* Exercise instructions
• A. From the passage on fraud damages, copy everything from "Despite the language" down to "973, fn. 8.)".
• B. Turn the lines of the source records, everything from the first entry down to the line containing "y-tick-label: 160 — [47, 219, 67, 231]", into a numbered list, leaving out any blank lines.

* Text to read
=====
As noted, the trial court determined that "the appropriate measure of damages is found in the benefit of the bargain rule" and that plaintiffs should be awarded their "increased building costs."

Defendants concede that "the benefit of the bargain measure of damages was appropriate," but contend that the trial court misapplied that measure to the facts adduced at trial.

We conclude that the trial court was correct in finding that plaintiffs should be awarded their increased building costs.

One who willfully deceives another is liable for "any damage" that the deceived person suffers as a result. (Civ. Code, § 1709.)

Under the general tort recovery statute, Civil Code section 3333, the victim of a fraud is entitled to be compensated "for all detriment proximately caused whether it could have been anticipated or not." (Piscitelli v. Friedenberg (2001) 87 Cal.App.4th 953, 979 [the general rule of tort damages is that a successful plaintiff is entitled "to be made whole" (id. at p. 980)].)

Civil Code section 3333 provides: "For the breach of an obligation not arising from contract, the measure of damages, except where otherwise expressly provided by this code, is the amount which will compensate for all the detriment proximately caused thereby, whether it could have been anticipated or not."

In 1935, however, the Legislature added section 3343 to the Civil Code, which adopted instead the "out-of-pocket" standard for fraud in the purchase, sale, or exchange of real property. (Cory v. Villa Properties (1986) 180 Cal. App. 3d 592, 599, 225 Cal. Rptr. 628.) That statute provides in relevant part, "One defrauded in the purchase, sale or exchange of property is entitled to recover the difference between the actual value of that with which the defrauded person parted and the actual value of that which he received, together with any additional damages arising from the particular transaction, including any of the following: [P] . . . [P] (2) An amount which would compensate the defrauded party for loss of use and enjoyment of the property to the extent that any such loss was proximately caused by the fraud." (Civ. Code, § 3343, subd. (a).)

Thus, as stated by the California Supreme Court in Alliance Mortgage Co. v. Rothwell (1995) 10 Cal.4th 1226, 1240-1241, 900 P.2d 601 (Alliance Mortgage), "in fraud cases involving the purchase, sale or exchange of property, the Legislature has expressly provided that the out-of-pocket rather than the benefit-of-the-bargain measure of damages should apply. (§ 3343, subds. (a), (b)(1).) This section does not apply, however, when a victim is defrauded by its fiduciaries. In this situation, the broader measure of damages provided by [Civil Code] sections 1709 and 3333 applies." (Italics added, fns. omitted.)

Despite the language in Alliance Mortgage, however, "the cases are not consistent in their treatment of the measure of damages for breach of fiduciary duties." (Salahutdin v. Valley of California, Inc. (1994) 24 Cal.App.4th 555, 564.) Indeed, the Supreme Court in Alliance Mortgage did not define what it meant by the "broader measure of damages provided by sections 1709 and 3333" that applied to fraud by fiduciaries. (Alliance Mortgage, supra, 10 Cal.4th at p. 1241, fns. omitted.) Instead, it expressly declined in that case to address whether such a plaintiff would be entitled to benefit-of-the-bargain damages (id. at p. 1250) and has not decided the issue since. (See Hensley v. McSweeney (2001) 90 Cal.App.4th 1081, 1085; Michelson v. Camp (1999) 72 Cal.App.4th 955, 973, fn. 8.)
=====
* Source records
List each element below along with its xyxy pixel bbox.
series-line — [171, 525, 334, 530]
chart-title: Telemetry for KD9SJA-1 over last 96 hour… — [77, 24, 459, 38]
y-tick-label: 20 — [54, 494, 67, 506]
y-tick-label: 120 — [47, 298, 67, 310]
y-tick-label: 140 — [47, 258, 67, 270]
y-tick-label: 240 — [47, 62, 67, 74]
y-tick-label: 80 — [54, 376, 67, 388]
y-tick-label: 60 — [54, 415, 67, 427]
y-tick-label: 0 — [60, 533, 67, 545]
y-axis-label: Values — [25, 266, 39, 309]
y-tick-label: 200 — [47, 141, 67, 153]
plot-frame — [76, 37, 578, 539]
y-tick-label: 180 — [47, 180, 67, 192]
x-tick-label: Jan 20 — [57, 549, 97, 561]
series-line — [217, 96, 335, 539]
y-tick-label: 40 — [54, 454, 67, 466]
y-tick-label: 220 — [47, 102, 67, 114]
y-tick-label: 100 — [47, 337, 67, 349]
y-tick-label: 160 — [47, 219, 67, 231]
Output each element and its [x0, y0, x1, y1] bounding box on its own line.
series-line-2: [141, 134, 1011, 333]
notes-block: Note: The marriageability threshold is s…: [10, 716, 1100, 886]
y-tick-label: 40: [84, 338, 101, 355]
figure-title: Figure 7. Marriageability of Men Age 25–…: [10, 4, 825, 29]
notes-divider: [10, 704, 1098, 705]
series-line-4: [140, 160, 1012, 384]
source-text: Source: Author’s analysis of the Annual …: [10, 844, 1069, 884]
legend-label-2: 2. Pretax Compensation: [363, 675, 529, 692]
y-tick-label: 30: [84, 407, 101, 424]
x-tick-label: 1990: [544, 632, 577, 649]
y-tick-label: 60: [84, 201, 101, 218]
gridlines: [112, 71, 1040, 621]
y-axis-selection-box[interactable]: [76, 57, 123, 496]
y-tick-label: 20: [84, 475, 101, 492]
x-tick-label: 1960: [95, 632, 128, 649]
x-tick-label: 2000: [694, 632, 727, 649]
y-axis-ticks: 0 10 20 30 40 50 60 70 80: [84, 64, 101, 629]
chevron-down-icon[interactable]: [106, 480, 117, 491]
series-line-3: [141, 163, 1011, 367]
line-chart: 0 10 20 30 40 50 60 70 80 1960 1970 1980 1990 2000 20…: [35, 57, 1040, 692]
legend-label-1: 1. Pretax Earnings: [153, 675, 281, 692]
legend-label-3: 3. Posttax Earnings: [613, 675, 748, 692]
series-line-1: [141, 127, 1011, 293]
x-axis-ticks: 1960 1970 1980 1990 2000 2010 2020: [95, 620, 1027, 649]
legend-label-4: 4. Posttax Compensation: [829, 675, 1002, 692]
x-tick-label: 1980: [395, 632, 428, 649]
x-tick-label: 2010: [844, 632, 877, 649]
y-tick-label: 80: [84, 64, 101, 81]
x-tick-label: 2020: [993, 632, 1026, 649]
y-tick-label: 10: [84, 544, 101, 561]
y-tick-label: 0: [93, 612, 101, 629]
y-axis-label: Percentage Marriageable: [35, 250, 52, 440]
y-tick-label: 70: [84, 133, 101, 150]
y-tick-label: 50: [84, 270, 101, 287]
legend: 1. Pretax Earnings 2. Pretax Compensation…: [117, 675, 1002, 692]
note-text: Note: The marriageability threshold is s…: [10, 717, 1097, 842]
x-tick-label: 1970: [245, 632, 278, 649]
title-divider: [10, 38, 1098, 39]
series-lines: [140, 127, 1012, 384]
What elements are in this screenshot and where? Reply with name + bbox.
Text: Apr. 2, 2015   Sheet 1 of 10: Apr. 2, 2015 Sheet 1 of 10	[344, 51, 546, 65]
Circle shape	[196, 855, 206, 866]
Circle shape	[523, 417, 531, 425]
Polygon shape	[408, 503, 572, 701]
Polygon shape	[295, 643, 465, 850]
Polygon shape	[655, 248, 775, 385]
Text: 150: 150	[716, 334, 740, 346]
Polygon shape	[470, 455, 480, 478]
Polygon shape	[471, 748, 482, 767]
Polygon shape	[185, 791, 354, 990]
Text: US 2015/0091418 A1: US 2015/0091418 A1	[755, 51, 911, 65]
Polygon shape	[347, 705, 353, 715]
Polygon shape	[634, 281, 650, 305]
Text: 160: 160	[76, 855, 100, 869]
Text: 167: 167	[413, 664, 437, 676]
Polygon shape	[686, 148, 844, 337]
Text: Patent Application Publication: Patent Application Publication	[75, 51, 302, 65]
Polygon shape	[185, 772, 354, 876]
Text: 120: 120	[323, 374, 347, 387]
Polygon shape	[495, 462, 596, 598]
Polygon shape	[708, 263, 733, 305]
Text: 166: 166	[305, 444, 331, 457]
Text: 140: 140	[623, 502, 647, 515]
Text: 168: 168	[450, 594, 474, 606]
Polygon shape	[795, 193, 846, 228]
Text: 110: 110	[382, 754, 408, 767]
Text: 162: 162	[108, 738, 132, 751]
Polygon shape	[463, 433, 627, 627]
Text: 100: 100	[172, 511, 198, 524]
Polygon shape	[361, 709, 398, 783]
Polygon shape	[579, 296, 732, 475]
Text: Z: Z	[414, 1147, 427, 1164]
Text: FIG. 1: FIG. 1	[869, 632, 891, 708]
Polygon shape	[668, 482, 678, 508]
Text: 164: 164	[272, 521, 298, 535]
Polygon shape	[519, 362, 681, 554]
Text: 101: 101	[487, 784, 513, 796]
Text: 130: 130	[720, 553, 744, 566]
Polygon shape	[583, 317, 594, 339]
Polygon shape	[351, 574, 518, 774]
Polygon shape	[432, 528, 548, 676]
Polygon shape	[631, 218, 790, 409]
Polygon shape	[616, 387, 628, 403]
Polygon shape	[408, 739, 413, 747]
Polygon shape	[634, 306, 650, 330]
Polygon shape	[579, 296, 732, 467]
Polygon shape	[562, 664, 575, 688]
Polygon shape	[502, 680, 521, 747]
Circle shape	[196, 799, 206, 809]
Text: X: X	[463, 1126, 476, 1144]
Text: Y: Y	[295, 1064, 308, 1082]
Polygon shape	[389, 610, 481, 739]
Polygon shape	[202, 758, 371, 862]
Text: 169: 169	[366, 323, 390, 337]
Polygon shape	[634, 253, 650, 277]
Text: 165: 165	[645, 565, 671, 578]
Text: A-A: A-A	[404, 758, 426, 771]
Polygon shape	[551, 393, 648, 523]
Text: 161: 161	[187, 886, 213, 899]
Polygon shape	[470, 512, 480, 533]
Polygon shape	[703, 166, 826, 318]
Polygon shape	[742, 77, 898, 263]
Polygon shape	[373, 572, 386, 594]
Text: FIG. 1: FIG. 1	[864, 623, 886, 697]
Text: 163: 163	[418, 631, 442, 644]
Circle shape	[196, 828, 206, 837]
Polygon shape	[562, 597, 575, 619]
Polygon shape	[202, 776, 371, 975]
=====
* Answers for the tasks
• A.
Despite the language in Alliance Mortgage, however, "the cases are not consistent in their treatment of the measure of damages for breach of fiduciary duties." (Salahutdin v. Valley of California, Inc. (1994) 24 Cal.App.4th 555, 564.) Indeed, the Supreme Court in Alliance Mortgage did not define what it meant by the "broader measure of damages provided by sections 1709 and 3333" that applied to fraud by fiduciaries. (Alliance Mortgage, supra, 10 Cal.4th at p. 1241, fns. omitted.) Instead, it expressly declined in that case to address whether such a plaintiff would be entitled to benefit-of-the-bargain damages (id. at p. 1250) and has not decided the issue since. (See Hensley v. McSweeney (2001) 90 Cal.App.4th 1081, 1085; Michelson v. Camp (1999) 72 Cal.App.4th 955, 973, fn. 8.)

• B.
1. List each element below along with its xyxy pixel bbox.
2. series-line — [171, 525, 334, 530]
3. chart-title: Telemetry for KD9SJA-1 over last 96 hour… — [77, 24, 459, 38]
4. y-tick-label: 20 — [54, 494, 67, 506]
5. y-tick-label: 120 — [47, 298, 67, 310]
6. y-tick-label: 140 — [47, 258, 67, 270]
7. y-tick-label: 240 — [47, 62, 67, 74]
8. y-tick-label: 80 — [54, 376, 67, 388]
9. y-tick-label: 60 — [54, 415, 67, 427]
10. y-tick-label: 0 — [60, 533, 67, 545]
11. y-axis-label: Values — [25, 266, 39, 309]
12. y-tick-label: 200 — [47, 141, 67, 153]
13. plot-frame — [76, 37, 578, 539]
14. y-tick-label: 180 — [47, 180, 67, 192]
15. x-tick-label: Jan 20 — [57, 549, 97, 561]
16. series-line — [217, 96, 335, 539]
17. y-tick-label: 40 — [54, 454, 67, 466]
18. y-tick-label: 220 — [47, 102, 67, 114]
19. y-tick-label: 100 — [47, 337, 67, 349]
20. y-tick-label: 160 — [47, 219, 67, 231]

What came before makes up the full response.